* Input material
========================================
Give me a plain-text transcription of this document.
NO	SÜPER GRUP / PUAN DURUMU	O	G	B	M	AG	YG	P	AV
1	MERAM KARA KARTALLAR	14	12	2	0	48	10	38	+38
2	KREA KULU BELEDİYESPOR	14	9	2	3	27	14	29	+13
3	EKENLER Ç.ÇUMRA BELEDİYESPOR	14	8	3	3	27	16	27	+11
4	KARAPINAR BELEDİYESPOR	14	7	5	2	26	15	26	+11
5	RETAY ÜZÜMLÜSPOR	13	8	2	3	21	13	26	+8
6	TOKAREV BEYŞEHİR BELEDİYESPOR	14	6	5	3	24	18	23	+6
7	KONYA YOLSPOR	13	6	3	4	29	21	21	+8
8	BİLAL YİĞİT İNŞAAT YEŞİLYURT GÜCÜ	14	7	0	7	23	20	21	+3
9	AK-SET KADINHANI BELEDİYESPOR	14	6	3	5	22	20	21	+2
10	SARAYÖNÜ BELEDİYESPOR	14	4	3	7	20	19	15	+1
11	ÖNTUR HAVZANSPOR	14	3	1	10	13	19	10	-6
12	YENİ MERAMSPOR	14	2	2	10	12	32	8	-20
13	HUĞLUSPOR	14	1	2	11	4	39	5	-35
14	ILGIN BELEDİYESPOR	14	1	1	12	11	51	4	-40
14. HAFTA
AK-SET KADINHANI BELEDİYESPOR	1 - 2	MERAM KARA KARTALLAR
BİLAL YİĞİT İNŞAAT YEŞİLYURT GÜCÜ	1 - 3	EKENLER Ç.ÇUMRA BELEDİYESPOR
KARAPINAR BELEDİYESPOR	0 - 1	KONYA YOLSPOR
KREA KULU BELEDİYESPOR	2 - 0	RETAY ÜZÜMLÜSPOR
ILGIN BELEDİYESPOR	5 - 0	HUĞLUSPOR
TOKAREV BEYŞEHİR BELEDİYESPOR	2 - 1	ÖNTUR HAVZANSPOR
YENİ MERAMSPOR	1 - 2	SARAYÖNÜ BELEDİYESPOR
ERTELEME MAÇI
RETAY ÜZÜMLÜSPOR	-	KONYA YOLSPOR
========================================
* What is required
Quote every record above exactly.

* Final result
Give me a plain-text transcription of this document.
NO	SÜPER GRUP / PUAN DURUMU	O	G	B	M	AG	YG	P	AV
1	MERAM KARA KARTALLAR	14	12	2	0	48	10	38	+38
2	KREA KULU BELEDİYESPOR	14	9	2	3	27	14	29	+13
3	EKENLER Ç.ÇUMRA BELEDİYESPOR	14	8	3	3	27	16	27	+11
4	KARAPINAR BELEDİYESPOR	14	7	5	2	26	15	26	+11
5	RETAY ÜZÜMLÜSPOR	13	8	2	3	21	13	26	+8
6	TOKAREV BEYŞEHİR BELEDİYESPOR	14	6	5	3	24	18	23	+6
7	KONYA YOLSPOR	13	6	3	4	29	21	21	+8
8	BİLAL YİĞİT İNŞAAT YEŞİLYURT GÜCÜ	14	7	0	7	23	20	21	+3
9	AK-SET KADINHANI BELEDİYESPOR	14	6	3	5	22	20	21	+2
10	SARAYÖNÜ BELEDİYESPOR	14	4	3	7	20	19	15	+1
11	ÖNTUR HAVZANSPOR	14	3	1	10	13	19	10	-6
12	YENİ MERAMSPOR	14	2	2	10	12	32	8	-20
13	HUĞLUSPOR	14	1	2	11	4	39	5	-35
14	ILGIN BELEDİYESPOR	14	1	1	12	11	51	4	-40
14. HAFTA
AK-SET KADINHANI BELEDİYESPOR	1 - 2	MERAM KARA KARTALLAR
BİLAL YİĞİT İNŞAAT YEŞİLYURT GÜCÜ	1 - 3	EKENLER Ç.ÇUMRA BELEDİYESPOR
KARAPINAR BELEDİYESPOR	0 - 1	KONYA YOLSPOR
KREA KULU BELEDİYESPOR	2 - 0	RETAY ÜZÜMLÜSPOR
ILGIN BELEDİYESPOR	5 - 0	HUĞLUSPOR
TOKAREV BEYŞEHİR BELEDİYESPOR	2 - 1	ÖNTUR HAVZANSPOR
YENİ MERAMSPOR	1 - 2	SARAYÖNÜ BELEDİYESPOR
ERTELEME MAÇI
RETAY ÜZÜMLÜSPOR	-	KONYA YOLSPOR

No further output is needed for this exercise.